# AUFGABE 1
Geben Sie aus dem Auszug über das Beinhaus von Schwarzenbach den Abschnitt wortgetreu wieder, der mit „Beinhaus neben der“ beginnt und mit „früheren Fassungen nachgewiesen.“ endet.

# AUSGEWÄHLTER AUSZUG
Es handelt sich im eigentlichen Sinn nicht um einen Totentanz, weil der Lebende, der vom Tod abgeholt wird, fehlt. An seine Stelle tritt der Beinhausbesucher, der mit seiner Vergänglichkeit konfrontiert wird.

Lage

Beinhaus neben der Pfarrkirche von Schwarzenbach, Gemeinde Beromünster LU.

Gemeinde
Schwarzenbach - Beromünster
Kanton
Luzern

Datierung

Die genaue Entstehungszeit des Beinhauses ist nicht bekannt. Die Malereien stammen vermutlich aus der Zeit des Neubaus der Kirche um 1680/81. Darunter sind noch Reste von zwei früheren Fassungen nachgewiesen.

# AUFGABE 2
Ersetzen Sie in den Datensätzen, beginnend mit dem ersten und endend mit der Zeile, die „tables-card: Tables Track“ enthält, „bounding boxes“ durch „enclosing boxes“. Geben Sie nur diese Zeilen ansonsten unverändert aus.

Ausgelesene Datensätze
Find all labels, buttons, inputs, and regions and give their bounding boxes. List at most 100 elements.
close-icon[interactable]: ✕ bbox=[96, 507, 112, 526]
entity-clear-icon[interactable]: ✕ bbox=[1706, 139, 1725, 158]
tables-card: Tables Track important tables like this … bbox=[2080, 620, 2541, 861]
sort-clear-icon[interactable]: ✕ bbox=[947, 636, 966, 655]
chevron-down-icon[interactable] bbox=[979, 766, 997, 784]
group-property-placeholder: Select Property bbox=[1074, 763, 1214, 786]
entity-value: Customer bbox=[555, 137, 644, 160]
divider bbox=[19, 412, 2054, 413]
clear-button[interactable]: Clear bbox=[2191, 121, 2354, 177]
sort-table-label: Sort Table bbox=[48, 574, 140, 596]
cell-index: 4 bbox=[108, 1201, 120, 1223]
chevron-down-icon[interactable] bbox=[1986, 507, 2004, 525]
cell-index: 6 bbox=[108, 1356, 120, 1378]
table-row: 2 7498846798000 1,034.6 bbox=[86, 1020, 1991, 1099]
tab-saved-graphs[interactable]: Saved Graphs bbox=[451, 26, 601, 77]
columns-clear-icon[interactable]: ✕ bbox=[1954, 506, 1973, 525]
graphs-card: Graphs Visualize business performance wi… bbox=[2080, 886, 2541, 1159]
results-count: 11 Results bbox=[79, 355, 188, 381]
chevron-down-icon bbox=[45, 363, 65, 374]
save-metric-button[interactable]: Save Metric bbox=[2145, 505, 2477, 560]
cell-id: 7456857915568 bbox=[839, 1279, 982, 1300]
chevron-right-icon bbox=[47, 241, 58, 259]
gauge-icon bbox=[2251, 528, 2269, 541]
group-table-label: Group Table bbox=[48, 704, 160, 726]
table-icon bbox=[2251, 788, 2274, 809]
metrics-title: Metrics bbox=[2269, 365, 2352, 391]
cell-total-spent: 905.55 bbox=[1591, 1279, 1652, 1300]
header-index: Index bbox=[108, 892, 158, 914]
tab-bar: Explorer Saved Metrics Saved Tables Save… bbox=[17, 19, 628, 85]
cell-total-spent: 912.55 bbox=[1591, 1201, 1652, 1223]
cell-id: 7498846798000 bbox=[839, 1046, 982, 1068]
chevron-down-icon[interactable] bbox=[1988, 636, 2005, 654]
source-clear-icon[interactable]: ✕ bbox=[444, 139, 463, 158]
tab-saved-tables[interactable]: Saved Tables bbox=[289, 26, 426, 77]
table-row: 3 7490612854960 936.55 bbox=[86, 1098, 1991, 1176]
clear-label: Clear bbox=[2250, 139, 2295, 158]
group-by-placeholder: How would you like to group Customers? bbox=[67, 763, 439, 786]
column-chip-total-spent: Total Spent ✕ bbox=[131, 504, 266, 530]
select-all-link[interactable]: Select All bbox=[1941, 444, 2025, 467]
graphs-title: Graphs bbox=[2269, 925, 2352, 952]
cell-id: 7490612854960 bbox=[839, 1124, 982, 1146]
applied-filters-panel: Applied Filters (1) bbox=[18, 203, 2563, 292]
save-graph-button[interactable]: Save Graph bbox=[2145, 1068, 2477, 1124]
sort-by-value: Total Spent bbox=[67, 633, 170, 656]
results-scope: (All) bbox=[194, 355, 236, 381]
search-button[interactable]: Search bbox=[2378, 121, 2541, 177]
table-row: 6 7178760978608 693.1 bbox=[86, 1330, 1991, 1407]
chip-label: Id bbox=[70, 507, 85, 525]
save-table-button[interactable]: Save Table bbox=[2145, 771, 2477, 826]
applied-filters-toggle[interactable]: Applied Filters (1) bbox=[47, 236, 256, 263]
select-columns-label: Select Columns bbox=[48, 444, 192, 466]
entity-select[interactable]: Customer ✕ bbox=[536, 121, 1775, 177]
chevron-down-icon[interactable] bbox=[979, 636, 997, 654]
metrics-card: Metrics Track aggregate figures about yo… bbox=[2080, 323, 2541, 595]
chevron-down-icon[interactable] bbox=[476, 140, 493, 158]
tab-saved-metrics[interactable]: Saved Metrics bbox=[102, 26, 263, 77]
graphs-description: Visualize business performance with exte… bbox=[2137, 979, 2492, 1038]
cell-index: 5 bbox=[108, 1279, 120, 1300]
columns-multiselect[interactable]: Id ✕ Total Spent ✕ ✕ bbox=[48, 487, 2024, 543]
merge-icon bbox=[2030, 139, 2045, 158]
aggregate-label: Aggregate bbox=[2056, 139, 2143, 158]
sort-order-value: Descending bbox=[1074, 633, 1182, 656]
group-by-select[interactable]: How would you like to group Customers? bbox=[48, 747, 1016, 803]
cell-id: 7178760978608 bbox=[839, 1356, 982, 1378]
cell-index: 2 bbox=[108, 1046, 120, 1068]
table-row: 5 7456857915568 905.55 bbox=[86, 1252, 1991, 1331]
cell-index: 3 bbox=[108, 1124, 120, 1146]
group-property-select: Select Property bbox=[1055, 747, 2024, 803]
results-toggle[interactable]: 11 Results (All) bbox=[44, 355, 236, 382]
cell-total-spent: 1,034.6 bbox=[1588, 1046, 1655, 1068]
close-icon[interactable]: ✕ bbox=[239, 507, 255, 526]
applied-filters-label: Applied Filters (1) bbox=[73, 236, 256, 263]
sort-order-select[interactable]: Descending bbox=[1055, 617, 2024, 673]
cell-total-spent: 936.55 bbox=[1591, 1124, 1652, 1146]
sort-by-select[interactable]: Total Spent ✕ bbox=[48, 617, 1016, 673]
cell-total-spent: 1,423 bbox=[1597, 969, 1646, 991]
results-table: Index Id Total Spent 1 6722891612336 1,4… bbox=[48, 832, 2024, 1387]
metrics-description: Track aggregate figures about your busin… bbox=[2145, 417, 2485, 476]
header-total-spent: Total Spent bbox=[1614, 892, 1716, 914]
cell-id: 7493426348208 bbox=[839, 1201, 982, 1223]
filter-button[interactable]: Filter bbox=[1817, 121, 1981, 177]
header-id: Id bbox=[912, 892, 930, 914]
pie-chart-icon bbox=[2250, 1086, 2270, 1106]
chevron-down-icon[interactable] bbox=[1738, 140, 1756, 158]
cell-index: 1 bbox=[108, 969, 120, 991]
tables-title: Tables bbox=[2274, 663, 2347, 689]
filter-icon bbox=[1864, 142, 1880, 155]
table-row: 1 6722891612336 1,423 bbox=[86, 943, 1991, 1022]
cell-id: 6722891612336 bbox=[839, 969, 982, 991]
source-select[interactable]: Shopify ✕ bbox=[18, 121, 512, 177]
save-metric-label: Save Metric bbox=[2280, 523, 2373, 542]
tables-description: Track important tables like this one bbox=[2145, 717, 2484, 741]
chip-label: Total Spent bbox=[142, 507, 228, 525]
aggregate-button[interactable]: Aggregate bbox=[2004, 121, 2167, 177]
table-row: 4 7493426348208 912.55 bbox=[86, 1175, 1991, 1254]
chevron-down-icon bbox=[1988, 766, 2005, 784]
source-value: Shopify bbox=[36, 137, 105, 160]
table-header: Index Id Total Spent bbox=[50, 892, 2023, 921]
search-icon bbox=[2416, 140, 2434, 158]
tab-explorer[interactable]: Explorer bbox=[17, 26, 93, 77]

# RICHTIGE ANTWORT 1
Beinhaus neben der Pfarrkirche von Schwarzenbach, Gemeinde Beromünster LU.

Gemeinde
Schwarzenbach - Beromünster
Kanton
Luzern

Datierung

Die genaue Entstehungszeit des Beinhauses ist nicht bekannt. Die Malereien stammen vermutlich aus der Zeit des Neubaus der Kirche um 1680/81. Darunter sind noch Reste von zwei früheren Fassungen nachgewiesen.

# RICHTIGE ANTWORT 2
Find all labels, buttons, inputs, and regions and give their enclosing boxes. List at most 100 elements.
close-icon[interactable]: ✕ bbox=[96, 507, 112, 526]
entity-clear-icon[interactable]: ✕ bbox=[1706, 139, 1725, 158]
tables-card: Tables Track important tables like this … bbox=[2080, 620, 2541, 861]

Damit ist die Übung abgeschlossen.